[Stored items from a collection]

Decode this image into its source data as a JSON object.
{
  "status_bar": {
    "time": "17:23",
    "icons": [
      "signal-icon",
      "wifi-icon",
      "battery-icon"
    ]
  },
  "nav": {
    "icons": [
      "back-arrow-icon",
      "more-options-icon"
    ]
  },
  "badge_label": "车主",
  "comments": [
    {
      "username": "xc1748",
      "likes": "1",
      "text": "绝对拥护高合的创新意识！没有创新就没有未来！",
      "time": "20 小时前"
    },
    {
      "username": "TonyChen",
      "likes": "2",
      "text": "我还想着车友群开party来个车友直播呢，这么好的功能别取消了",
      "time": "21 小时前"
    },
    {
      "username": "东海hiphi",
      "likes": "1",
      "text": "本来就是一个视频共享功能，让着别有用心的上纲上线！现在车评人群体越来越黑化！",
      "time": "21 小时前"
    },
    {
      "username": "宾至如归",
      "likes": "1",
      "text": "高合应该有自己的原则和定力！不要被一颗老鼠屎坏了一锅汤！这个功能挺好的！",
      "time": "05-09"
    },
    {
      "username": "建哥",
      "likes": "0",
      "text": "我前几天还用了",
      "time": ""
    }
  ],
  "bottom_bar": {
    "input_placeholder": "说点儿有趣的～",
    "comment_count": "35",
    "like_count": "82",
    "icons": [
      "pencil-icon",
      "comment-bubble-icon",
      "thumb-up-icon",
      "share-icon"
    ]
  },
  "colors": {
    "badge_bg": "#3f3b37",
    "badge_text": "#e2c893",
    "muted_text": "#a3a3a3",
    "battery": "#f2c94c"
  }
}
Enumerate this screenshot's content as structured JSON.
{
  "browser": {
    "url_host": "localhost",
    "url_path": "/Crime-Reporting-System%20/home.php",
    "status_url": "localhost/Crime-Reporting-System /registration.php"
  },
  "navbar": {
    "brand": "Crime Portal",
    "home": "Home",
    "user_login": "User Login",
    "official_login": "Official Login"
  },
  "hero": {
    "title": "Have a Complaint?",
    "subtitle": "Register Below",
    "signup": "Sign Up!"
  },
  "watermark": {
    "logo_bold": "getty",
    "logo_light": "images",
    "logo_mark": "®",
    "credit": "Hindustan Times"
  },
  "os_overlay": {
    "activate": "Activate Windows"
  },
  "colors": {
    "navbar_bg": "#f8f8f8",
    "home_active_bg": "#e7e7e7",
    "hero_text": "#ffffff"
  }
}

### Task objective
Copy every line of the material, please, keeping it exactly the same.

### Output
Decode this image into its source data as a JSON object.
{
  "status_bar": {
    "time": "17:23",
    "icons": [
      "signal-icon",
      "wifi-icon",
      "battery-icon"
    ]
  },
  "nav": {
    "icons": [
      "back-arrow-icon",
      "more-options-icon"
    ]
  },
  "badge_label": "车主",
  "comments": [
    {
      "username": "xc1748",
      "likes": "1",
      "text": "绝对拥护高合的创新意识！没有创新就没有未来！",
      "time": "20 小时前"
    },
    {
      "username": "TonyChen",
      "likes": "2",
      "text": "我还想着车友群开party来个车友直播呢，这么好的功能别取消了",
      "time": "21 小时前"
    },
    {
      "username": "东海hiphi",
      "likes": "1",
      "text": "本来就是一个视频共享功能，让着别有用心的上纲上线！现在车评人群体越来越黑化！",
      "time": "21 小时前"
    },
    {
      "username": "宾至如归",
      "likes": "1",
      "text": "高合应该有自己的原则和定力！不要被一颗老鼠屎坏了一锅汤！这个功能挺好的！",
      "time": "05-09"
    },
    {
      "username": "建哥",
      "likes": "0",
      "text": "我前几天还用了",
      "time": ""
    }
  ],
  "bottom_bar": {
    "input_placeholder": "说点儿有趣的～",
    "comment_count": "35",
    "like_count": "82",
    "icons": [
      "pencil-icon",
      "comment-bubble-icon",
      "thumb-up-icon",
      "share-icon"
    ]
  },
  "colors": {
    "badge_bg": "#3f3b37",
    "badge_text": "#e2c893",
    "muted_text": "#a3a3a3",
    "battery": "#f2c94c"
  }
}
Enumerate this screenshot's content as structured JSON.
{
  "browser": {
    "url_host": "localhost",
    "url_path": "/Crime-Reporting-System%20/home.php",
    "status_url": "localhost/Crime-Reporting-System /registration.php"
  },
  "navbar": {
    "brand": "Crime Portal",
    "home": "Home",
    "user_login": "User Login",
    "official_login": "Official Login"
  },
  "hero": {
    "title": "Have a Complaint?",
    "subtitle": "Register Below",
    "signup": "Sign Up!"
  },
  "watermark": {
    "logo_bold": "getty",
    "logo_light": "images",
    "logo_mark": "®",
    "credit": "Hindustan Times"
  },
  "os_overlay": {
    "activate": "Activate Windows"
  },
  "colors": {
    "navbar_bg": "#f8f8f8",
    "home_active_bg": "#e7e7e7",
    "hero_text": "#ffffff"
  }
}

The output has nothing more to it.